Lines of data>
———

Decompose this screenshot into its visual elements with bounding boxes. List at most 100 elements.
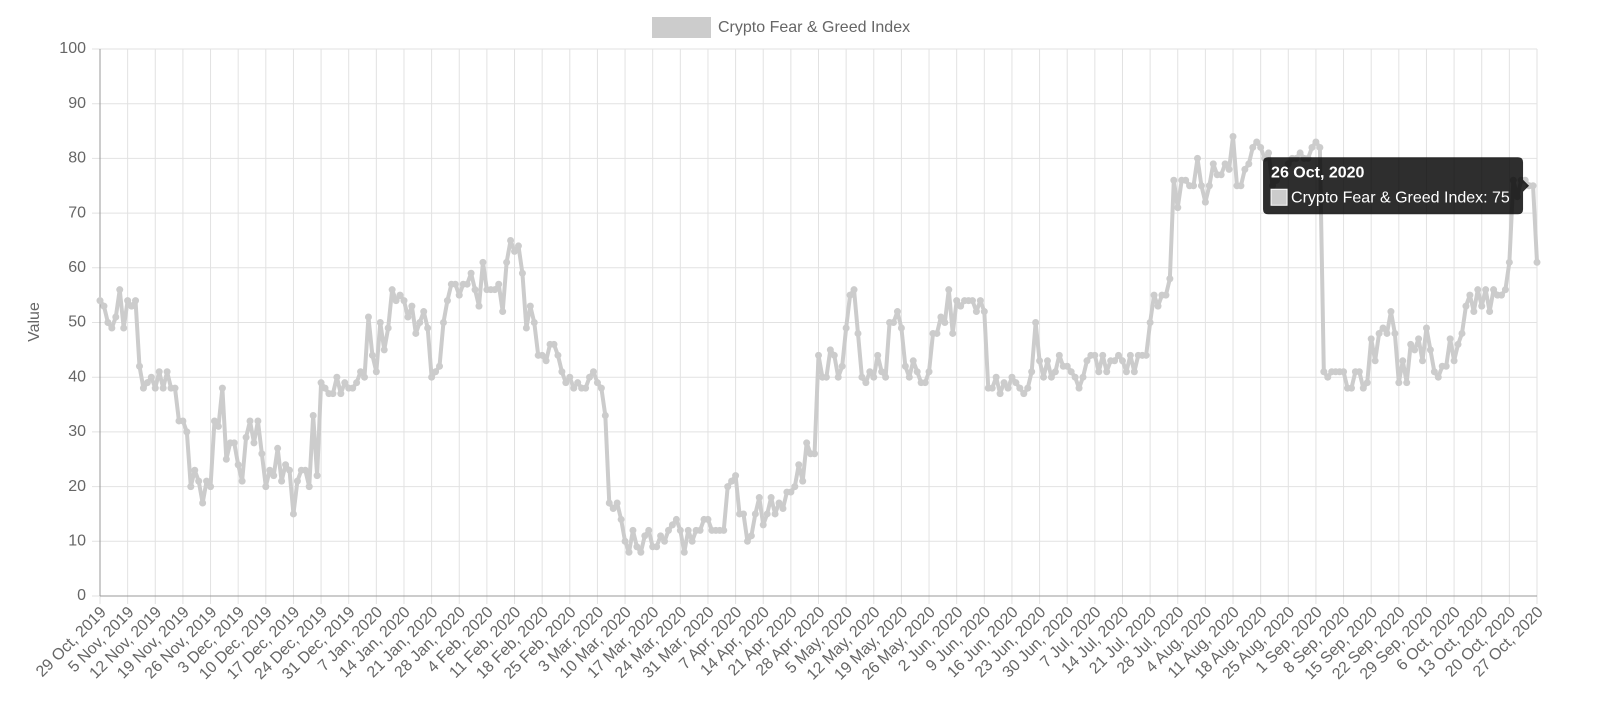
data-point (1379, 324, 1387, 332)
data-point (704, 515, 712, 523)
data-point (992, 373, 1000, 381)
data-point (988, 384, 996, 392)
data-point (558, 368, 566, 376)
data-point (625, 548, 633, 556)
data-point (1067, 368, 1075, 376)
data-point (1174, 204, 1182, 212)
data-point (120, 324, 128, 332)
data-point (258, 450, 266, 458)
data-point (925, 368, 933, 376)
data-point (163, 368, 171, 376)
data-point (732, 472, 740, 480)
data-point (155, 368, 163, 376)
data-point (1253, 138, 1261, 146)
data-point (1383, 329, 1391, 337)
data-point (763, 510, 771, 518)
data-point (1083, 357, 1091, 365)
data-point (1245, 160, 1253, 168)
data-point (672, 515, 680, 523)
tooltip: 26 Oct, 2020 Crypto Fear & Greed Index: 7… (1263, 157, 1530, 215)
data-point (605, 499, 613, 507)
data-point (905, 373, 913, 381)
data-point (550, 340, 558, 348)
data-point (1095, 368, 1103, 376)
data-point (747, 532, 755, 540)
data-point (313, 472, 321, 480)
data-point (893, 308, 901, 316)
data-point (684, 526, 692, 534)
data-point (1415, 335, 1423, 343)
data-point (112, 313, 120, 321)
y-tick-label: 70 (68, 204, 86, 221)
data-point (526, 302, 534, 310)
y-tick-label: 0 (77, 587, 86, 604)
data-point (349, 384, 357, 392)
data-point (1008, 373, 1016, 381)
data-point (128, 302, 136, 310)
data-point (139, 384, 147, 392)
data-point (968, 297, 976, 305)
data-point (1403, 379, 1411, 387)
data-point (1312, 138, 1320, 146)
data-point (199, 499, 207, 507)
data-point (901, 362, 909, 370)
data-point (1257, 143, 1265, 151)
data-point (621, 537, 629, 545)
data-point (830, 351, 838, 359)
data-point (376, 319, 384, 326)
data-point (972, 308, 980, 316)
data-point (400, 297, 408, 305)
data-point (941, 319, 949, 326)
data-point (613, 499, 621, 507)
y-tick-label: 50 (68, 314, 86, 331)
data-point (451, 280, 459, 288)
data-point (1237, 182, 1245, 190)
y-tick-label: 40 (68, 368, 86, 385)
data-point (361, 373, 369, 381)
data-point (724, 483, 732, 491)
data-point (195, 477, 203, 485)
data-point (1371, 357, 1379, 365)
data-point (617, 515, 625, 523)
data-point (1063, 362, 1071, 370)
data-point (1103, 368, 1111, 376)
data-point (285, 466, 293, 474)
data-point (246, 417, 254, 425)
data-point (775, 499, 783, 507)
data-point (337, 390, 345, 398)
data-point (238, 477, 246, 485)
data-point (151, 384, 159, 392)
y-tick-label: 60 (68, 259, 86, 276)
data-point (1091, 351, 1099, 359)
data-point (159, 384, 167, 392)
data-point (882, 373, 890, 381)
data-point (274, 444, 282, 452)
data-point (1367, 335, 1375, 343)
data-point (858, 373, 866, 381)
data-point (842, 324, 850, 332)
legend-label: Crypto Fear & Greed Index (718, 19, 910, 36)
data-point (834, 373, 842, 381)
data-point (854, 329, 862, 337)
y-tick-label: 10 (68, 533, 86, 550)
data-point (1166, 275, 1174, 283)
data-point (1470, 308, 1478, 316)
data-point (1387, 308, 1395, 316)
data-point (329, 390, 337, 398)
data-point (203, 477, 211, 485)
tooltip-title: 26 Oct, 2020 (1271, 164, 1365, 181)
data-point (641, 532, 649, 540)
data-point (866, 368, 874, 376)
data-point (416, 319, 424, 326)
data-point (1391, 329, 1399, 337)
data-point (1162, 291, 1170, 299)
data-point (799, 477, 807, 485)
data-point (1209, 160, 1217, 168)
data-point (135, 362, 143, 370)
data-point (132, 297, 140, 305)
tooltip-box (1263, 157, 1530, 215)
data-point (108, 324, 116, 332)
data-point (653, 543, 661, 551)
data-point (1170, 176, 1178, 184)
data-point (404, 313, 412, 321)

———

Given instruction>
Show each line of the listing that contains the string "Fear", copied in full.

Full solution>
tooltip: 26 Oct, 2020 Crypto Fear & Greed Index: 7… (1263, 157, 1530, 215)
legend-label: Crypto Fear & Greed Index (718, 19, 910, 36)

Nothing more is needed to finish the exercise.